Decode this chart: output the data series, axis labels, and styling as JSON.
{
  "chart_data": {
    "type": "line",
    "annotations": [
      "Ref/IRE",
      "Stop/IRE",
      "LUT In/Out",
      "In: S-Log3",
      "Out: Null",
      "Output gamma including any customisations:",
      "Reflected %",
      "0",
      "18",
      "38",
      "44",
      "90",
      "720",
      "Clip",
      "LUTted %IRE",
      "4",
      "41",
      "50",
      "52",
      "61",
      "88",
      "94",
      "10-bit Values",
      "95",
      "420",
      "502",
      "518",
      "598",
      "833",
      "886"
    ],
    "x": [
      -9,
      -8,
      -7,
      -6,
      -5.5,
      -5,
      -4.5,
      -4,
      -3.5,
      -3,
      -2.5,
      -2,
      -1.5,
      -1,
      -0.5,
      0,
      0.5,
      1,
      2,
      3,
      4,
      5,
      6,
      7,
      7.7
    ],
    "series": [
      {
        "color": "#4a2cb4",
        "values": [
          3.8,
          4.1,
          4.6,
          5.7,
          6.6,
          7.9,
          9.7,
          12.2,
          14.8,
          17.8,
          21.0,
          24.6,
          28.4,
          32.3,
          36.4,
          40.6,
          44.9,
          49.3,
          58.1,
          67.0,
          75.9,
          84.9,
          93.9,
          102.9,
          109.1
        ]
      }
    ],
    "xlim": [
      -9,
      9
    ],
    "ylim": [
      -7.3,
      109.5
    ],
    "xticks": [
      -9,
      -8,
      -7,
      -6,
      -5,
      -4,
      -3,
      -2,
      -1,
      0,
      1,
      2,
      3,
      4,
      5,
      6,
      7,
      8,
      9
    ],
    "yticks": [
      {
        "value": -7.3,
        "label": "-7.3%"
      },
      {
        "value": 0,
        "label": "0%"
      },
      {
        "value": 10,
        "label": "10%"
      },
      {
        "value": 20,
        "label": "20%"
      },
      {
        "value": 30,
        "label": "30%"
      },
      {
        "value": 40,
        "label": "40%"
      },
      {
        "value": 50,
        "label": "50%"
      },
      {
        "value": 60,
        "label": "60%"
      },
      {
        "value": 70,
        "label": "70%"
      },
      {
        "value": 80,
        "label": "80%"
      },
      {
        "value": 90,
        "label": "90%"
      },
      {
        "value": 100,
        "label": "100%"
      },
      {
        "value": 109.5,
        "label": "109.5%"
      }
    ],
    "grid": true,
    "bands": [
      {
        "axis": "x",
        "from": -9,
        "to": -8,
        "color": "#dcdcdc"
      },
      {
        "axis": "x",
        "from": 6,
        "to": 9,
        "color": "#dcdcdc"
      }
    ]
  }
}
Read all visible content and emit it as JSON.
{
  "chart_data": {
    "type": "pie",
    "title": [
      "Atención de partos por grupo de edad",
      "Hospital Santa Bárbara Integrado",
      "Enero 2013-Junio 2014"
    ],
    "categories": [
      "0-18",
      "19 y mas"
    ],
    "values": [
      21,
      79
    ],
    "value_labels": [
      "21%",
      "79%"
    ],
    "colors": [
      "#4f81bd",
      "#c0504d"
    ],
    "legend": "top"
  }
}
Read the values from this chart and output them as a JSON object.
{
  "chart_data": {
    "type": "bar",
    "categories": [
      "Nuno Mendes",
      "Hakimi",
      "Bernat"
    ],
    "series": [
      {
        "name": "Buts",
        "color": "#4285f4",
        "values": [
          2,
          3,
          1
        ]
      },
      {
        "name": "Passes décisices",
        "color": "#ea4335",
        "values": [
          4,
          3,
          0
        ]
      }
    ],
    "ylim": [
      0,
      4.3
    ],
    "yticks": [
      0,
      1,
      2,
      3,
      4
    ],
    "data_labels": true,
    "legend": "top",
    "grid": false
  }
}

> [Do this]: All of the entries above need to be reproduced exactly.

> [Written solution]:
Decode this chart: output the data series, axis labels, and styling as JSON.
{
  "chart_data": {
    "type": "line",
    "annotations": [
      "Ref/IRE",
      "Stop/IRE",
      "LUT In/Out",
      "In: S-Log3",
      "Out: Null",
      "Output gamma including any customisations:",
      "Reflected %",
      "0",
      "18",
      "38",
      "44",
      "90",
      "720",
      "Clip",
      "LUTted %IRE",
      "4",
      "41",
      "50",
      "52",
      "61",
      "88",
      "94",
      "10-bit Values",
      "95",
      "420",
      "502",
      "518",
      "598",
      "833",
      "886"
    ],
    "x": [
      -9,
      -8,
      -7,
      -6,
      -5.5,
      -5,
      -4.5,
      -4,
      -3.5,
      -3,
      -2.5,
      -2,
      -1.5,
      -1,
      -0.5,
      0,
      0.5,
      1,
      2,
      3,
      4,
      5,
      6,
      7,
      7.7
    ],
    "series": [
      {
        "color": "#4a2cb4",
        "values": [
          3.8,
          4.1,
          4.6,
          5.7,
          6.6,
          7.9,
          9.7,
          12.2,
          14.8,
          17.8,
          21.0,
          24.6,
          28.4,
          32.3,
          36.4,
          40.6,
          44.9,
          49.3,
          58.1,
          67.0,
          75.9,
          84.9,
          93.9,
          102.9,
          109.1
        ]
      }
    ],
    "xlim": [
      -9,
      9
    ],
    "ylim": [
      -7.3,
      109.5
    ],
    "xticks": [
      -9,
      -8,
      -7,
      -6,
      -5,
      -4,
      -3,
      -2,
      -1,
      0,
      1,
      2,
      3,
      4,
      5,
      6,
      7,
      8,
      9
    ],
    "yticks": [
      {
        "value": -7.3,
        "label": "-7.3%"
      },
      {
        "value": 0,
        "label": "0%"
      },
      {
        "value": 10,
        "label": "10%"
      },
      {
        "value": 20,
        "label": "20%"
      },
      {
        "value": 30,
        "label": "30%"
      },
      {
        "value": 40,
        "label": "40%"
      },
      {
        "value": 50,
        "label": "50%"
      },
      {
        "value": 60,
        "label": "60%"
      },
      {
        "value": 70,
        "label": "70%"
      },
      {
        "value": 80,
        "label": "80%"
      },
      {
        "value": 90,
        "label": "90%"
      },
      {
        "value": 100,
        "label": "100%"
      },
      {
        "value": 109.5,
        "label": "109.5%"
      }
    ],
    "grid": true,
    "bands": [
      {
        "axis": "x",
        "from": -9,
        "to": -8,
        "color": "#dcdcdc"
      },
      {
        "axis": "x",
        "from": 6,
        "to": 9,
        "color": "#dcdcdc"
      }
    ]
  }
}
Read all visible content and emit it as JSON.
{
  "chart_data": {
    "type": "pie",
    "title": [
      "Atención de partos por grupo de edad",
      "Hospital Santa Bárbara Integrado",
      "Enero 2013-Junio 2014"
    ],
    "categories": [
      "0-18",
      "19 y mas"
    ],
    "values": [
      21,
      79
    ],
    "value_labels": [
      "21%",
      "79%"
    ],
    "colors": [
      "#4f81bd",
      "#c0504d"
    ],
    "legend": "top"
  }
}
Read the values from this chart and output them as a JSON object.
{
  "chart_data": {
    "type": "bar",
    "categories": [
      "Nuno Mendes",
      "Hakimi",
      "Bernat"
    ],
    "series": [
      {
        "name": "Buts",
        "color": "#4285f4",
        "values": [
          2,
          3,
          1
        ]
      },
      {
        "name": "Passes décisices",
        "color": "#ea4335",
        "values": [
          4,
          3,
          0
        ]
      }
    ],
    "ylim": [
      0,
      4.3
    ],
    "yticks": [
      0,
      1,
      2,
      3,
      4
    ],
    "data_labels": true,
    "legend": "top",
    "grid": false
  }
}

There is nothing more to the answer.